#### TO BE DONE:
Write out all entries word for word.

#### SUPPLIED ENTRIES:
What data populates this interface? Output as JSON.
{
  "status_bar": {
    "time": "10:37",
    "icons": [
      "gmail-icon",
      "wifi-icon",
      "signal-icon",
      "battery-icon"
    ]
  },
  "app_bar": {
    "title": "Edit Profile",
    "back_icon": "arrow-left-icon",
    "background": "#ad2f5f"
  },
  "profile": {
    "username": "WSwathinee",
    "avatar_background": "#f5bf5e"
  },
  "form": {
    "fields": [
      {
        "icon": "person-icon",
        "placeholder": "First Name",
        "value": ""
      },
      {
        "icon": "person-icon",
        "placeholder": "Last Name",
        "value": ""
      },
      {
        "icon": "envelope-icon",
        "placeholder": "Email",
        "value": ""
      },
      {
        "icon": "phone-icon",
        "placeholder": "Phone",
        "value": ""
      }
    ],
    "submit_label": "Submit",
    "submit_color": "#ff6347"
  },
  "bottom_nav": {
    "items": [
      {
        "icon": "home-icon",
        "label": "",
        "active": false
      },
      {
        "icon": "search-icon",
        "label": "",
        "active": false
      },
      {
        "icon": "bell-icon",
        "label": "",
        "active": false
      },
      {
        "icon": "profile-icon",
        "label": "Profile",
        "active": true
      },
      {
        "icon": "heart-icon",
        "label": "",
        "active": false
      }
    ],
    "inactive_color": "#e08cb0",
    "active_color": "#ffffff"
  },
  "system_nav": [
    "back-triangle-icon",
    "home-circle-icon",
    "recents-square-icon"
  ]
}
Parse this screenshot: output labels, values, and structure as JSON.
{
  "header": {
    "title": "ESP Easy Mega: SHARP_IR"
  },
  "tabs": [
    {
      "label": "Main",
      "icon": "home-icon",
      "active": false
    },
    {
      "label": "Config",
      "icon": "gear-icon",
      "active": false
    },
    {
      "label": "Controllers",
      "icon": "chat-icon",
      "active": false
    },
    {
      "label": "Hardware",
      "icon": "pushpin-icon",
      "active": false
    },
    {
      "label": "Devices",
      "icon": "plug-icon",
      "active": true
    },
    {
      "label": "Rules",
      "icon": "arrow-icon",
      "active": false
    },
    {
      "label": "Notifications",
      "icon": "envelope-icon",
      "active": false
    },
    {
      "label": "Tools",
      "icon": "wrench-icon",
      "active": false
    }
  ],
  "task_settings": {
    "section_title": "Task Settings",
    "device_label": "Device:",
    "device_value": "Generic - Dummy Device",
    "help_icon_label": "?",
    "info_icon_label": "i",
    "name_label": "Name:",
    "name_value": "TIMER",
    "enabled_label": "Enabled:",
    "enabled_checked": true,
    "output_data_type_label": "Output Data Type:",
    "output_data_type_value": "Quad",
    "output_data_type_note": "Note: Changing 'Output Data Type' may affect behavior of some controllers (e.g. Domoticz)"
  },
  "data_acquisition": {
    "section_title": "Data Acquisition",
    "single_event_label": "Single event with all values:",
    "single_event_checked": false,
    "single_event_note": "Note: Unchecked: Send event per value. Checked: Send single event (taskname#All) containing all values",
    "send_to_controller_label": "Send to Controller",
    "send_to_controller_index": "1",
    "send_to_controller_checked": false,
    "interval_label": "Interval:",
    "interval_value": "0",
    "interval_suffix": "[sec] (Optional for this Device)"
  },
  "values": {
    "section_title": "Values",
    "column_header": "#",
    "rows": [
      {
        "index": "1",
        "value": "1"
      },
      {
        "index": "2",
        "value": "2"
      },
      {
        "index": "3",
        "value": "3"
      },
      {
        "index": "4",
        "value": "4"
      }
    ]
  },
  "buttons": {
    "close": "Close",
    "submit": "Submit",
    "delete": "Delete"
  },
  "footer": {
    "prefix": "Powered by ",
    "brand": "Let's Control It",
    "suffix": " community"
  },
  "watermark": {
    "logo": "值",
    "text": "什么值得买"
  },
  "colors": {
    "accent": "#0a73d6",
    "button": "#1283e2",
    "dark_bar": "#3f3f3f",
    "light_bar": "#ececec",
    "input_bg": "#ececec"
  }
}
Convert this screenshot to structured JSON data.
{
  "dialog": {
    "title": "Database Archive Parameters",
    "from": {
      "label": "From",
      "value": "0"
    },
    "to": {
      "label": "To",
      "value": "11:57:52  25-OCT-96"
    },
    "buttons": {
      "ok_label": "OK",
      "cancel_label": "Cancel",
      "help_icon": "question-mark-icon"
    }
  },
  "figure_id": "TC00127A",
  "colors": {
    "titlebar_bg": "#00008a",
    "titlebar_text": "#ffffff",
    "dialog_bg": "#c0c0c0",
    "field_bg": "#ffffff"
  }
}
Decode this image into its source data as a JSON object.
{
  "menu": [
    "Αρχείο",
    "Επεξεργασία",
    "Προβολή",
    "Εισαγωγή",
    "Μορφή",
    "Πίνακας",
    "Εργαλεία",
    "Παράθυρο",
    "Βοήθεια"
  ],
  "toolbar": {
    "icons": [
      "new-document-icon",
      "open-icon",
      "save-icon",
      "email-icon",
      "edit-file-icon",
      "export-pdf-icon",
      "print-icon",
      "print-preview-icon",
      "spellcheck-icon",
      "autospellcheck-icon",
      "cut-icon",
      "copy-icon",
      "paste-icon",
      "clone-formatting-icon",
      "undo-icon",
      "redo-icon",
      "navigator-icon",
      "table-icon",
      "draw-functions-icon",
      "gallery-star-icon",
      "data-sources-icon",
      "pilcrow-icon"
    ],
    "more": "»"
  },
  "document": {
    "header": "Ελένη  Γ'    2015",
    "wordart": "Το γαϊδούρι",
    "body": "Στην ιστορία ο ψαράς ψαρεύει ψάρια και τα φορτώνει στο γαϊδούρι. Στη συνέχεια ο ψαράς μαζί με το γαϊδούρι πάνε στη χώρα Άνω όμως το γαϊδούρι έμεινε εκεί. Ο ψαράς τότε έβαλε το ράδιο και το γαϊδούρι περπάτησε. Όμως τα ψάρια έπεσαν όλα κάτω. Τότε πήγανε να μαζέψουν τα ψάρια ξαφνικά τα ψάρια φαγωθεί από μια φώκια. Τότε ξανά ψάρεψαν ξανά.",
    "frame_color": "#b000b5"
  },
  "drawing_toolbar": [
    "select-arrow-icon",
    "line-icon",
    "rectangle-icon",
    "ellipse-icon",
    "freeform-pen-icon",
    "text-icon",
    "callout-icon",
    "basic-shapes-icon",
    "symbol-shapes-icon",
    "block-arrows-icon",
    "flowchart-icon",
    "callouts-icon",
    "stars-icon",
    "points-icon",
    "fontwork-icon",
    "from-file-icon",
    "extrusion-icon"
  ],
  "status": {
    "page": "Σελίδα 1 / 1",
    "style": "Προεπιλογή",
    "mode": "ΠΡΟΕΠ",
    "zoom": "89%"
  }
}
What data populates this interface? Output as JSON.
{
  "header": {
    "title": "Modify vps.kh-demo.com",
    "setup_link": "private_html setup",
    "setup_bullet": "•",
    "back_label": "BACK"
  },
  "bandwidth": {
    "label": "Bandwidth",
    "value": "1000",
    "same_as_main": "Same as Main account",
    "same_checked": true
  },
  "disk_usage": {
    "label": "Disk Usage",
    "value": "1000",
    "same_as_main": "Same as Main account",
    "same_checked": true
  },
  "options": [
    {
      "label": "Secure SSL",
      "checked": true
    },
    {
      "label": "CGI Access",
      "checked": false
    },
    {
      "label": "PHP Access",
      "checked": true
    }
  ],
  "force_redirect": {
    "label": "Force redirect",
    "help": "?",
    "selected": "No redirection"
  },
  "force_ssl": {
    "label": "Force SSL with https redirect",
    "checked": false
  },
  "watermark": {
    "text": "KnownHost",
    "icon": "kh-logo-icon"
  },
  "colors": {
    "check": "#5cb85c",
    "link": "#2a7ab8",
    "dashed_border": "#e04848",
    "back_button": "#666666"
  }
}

#### ANSWER IN FULL:
What data populates this interface? Output as JSON.
{
  "status_bar": {
    "time": "10:37",
    "icons": [
      "gmail-icon",
      "wifi-icon",
      "signal-icon",
      "battery-icon"
    ]
  },
  "app_bar": {
    "title": "Edit Profile",
    "back_icon": "arrow-left-icon",
    "background": "#ad2f5f"
  },
  "profile": {
    "username": "WSwathinee",
    "avatar_background": "#f5bf5e"
  },
  "form": {
    "fields": [
      {
        "icon": "person-icon",
        "placeholder": "First Name",
        "value": ""
      },
      {
        "icon": "person-icon",
        "placeholder": "Last Name",
        "value": ""
      },
      {
        "icon": "envelope-icon",
        "placeholder": "Email",
        "value": ""
      },
      {
        "icon": "phone-icon",
        "placeholder": "Phone",
        "value": ""
      }
    ],
    "submit_label": "Submit",
    "submit_color": "#ff6347"
  },
  "bottom_nav": {
    "items": [
      {
        "icon": "home-icon",
        "label": "",
        "active": false
      },
      {
        "icon": "search-icon",
        "label": "",
        "active": false
      },
      {
        "icon": "bell-icon",
        "label": "",
        "active": false
      },
      {
        "icon": "profile-icon",
        "label": "Profile",
        "active": true
      },
      {
        "icon": "heart-icon",
        "label": "",
        "active": false
      }
    ],
    "inactive_color": "#e08cb0",
    "active_color": "#ffffff"
  },
  "system_nav": [
    "back-triangle-icon",
    "home-circle-icon",
    "recents-square-icon"
  ]
}
Parse this screenshot: output labels, values, and structure as JSON.
{
  "header": {
    "title": "ESP Easy Mega: SHARP_IR"
  },
  "tabs": [
    {
      "label": "Main",
      "icon": "home-icon",
      "active": false
    },
    {
      "label": "Config",
      "icon": "gear-icon",
      "active": false
    },
    {
      "label": "Controllers",
      "icon": "chat-icon",
      "active": false
    },
    {
      "label": "Hardware",
      "icon": "pushpin-icon",
      "active": false
    },
    {
      "label": "Devices",
      "icon": "plug-icon",
      "active": true
    },
    {
      "label": "Rules",
      "icon": "arrow-icon",
      "active": false
    },
    {
      "label": "Notifications",
      "icon": "envelope-icon",
      "active": false
    },
    {
      "label": "Tools",
      "icon": "wrench-icon",
      "active": false
    }
  ],
  "task_settings": {
    "section_title": "Task Settings",
    "device_label": "Device:",
    "device_value": "Generic - Dummy Device",
    "help_icon_label": "?",
    "info_icon_label": "i",
    "name_label": "Name:",
    "name_value": "TIMER",
    "enabled_label": "Enabled:",
    "enabled_checked": true,
    "output_data_type_label": "Output Data Type:",
    "output_data_type_value": "Quad",
    "output_data_type_note": "Note: Changing 'Output Data Type' may affect behavior of some controllers (e.g. Domoticz)"
  },
  "data_acquisition": {
    "section_title": "Data Acquisition",
    "single_event_label": "Single event with all values:",
    "single_event_checked": false,
    "single_event_note": "Note: Unchecked: Send event per value. Checked: Send single event (taskname#All) containing all values",
    "send_to_controller_label": "Send to Controller",
    "send_to_controller_index": "1",
    "send_to_controller_checked": false,
    "interval_label": "Interval:",
    "interval_value": "0",
    "interval_suffix": "[sec] (Optional for this Device)"
  },
  "values": {
    "section_title": "Values",
    "column_header": "#",
    "rows": [
      {
        "index": "1",
        "value": "1"
      },
      {
        "index": "2",
        "value": "2"
      },
      {
        "index": "3",
        "value": "3"
      },
      {
        "index": "4",
        "value": "4"
      }
    ]
  },
  "buttons": {
    "close": "Close",
    "submit": "Submit",
    "delete": "Delete"
  },
  "footer": {
    "prefix": "Powered by ",
    "brand": "Let's Control It",
    "suffix": " community"
  },
  "watermark": {
    "logo": "值",
    "text": "什么值得买"
  },
  "colors": {
    "accent": "#0a73d6",
    "button": "#1283e2",
    "dark_bar": "#3f3f3f",
    "light_bar": "#ececec",
    "input_bg": "#ececec"
  }
}
Convert this screenshot to structured JSON data.
{
  "dialog": {
    "title": "Database Archive Parameters",
    "from": {
      "label": "From",
      "value": "0"
    },
    "to": {
      "label": "To",
      "value": "11:57:52  25-OCT-96"
    },
    "buttons": {
      "ok_label": "OK",
      "cancel_label": "Cancel",
      "help_icon": "question-mark-icon"
    }
  },
  "figure_id": "TC00127A",
  "colors": {
    "titlebar_bg": "#00008a",
    "titlebar_text": "#ffffff",
    "dialog_bg": "#c0c0c0",
    "field_bg": "#ffffff"
  }
}
Decode this image into its source data as a JSON object.
{
  "menu": [
    "Αρχείο",
    "Επεξεργασία",
    "Προβολή",
    "Εισαγωγή",
    "Μορφή",
    "Πίνακας",
    "Εργαλεία",
    "Παράθυρο",
    "Βοήθεια"
  ],
  "toolbar": {
    "icons": [
      "new-document-icon",
      "open-icon",
      "save-icon",
      "email-icon",
      "edit-file-icon",
      "export-pdf-icon",
      "print-icon",
      "print-preview-icon",
      "spellcheck-icon",
      "autospellcheck-icon",
      "cut-icon",
      "copy-icon",
      "paste-icon",
      "clone-formatting-icon",
      "undo-icon",
      "redo-icon",
      "navigator-icon",
      "table-icon",
      "draw-functions-icon",
      "gallery-star-icon",
      "data-sources-icon",
      "pilcrow-icon"
    ],
    "more": "»"
  },
  "document": {
    "header": "Ελένη  Γ'    2015",
    "wordart": "Το γαϊδούρι",
    "body": "Στην ιστορία ο ψαράς ψαρεύει ψάρια και τα φορτώνει στο γαϊδούρι. Στη συνέχεια ο ψαράς μαζί με το γαϊδούρι πάνε στη χώρα Άνω όμως το γαϊδούρι έμεινε εκεί. Ο ψαράς τότε έβαλε το ράδιο και το γαϊδούρι περπάτησε. Όμως τα ψάρια έπεσαν όλα κάτω. Τότε πήγανε να μαζέψουν τα ψάρια ξαφνικά τα ψάρια φαγωθεί από μια φώκια. Τότε ξανά ψάρεψαν ξανά.",
    "frame_color": "#b000b5"
  },
  "drawing_toolbar": [
    "select-arrow-icon",
    "line-icon",
    "rectangle-icon",
    "ellipse-icon",
    "freeform-pen-icon",
    "text-icon",
    "callout-icon",
    "basic-shapes-icon",
    "symbol-shapes-icon",
    "block-arrows-icon",
    "flowchart-icon",
    "callouts-icon",
    "stars-icon",
    "points-icon",
    "fontwork-icon",
    "from-file-icon",
    "extrusion-icon"
  ],
  "status": {
    "page": "Σελίδα 1 / 1",
    "style": "Προεπιλογή",
    "mode": "ΠΡΟΕΠ",
    "zoom": "89%"
  }
}
What data populates this interface? Output as JSON.
{
  "header": {
    "title": "Modify vps.kh-demo.com",
    "setup_link": "private_html setup",
    "setup_bullet": "•",
    "back_label": "BACK"
  },
  "bandwidth": {
    "label": "Bandwidth",
    "value": "1000",
    "same_as_main": "Same as Main account",
    "same_checked": true
  },
  "disk_usage": {
    "label": "Disk Usage",
    "value": "1000",
    "same_as_main": "Same as Main account",
    "same_checked": true
  },
  "options": [
    {
      "label": "Secure SSL",
      "checked": true
    },
    {
      "label": "CGI Access",
      "checked": false
    },
    {
      "label": "PHP Access",
      "checked": true
    }
  ],
  "force_redirect": {
    "label": "Force redirect",
    "help": "?",
    "selected": "No redirection"
  },
  "force_ssl": {
    "label": "Force SSL with https redirect",
    "checked": false
  },
  "watermark": {
    "text": "KnownHost",
    "icon": "kh-logo-icon"
  },
  "colors": {
    "check": "#5cb85c",
    "link": "#2a7ab8",
    "dashed_border": "#e04848",
    "back_button": "#666666"
  }
}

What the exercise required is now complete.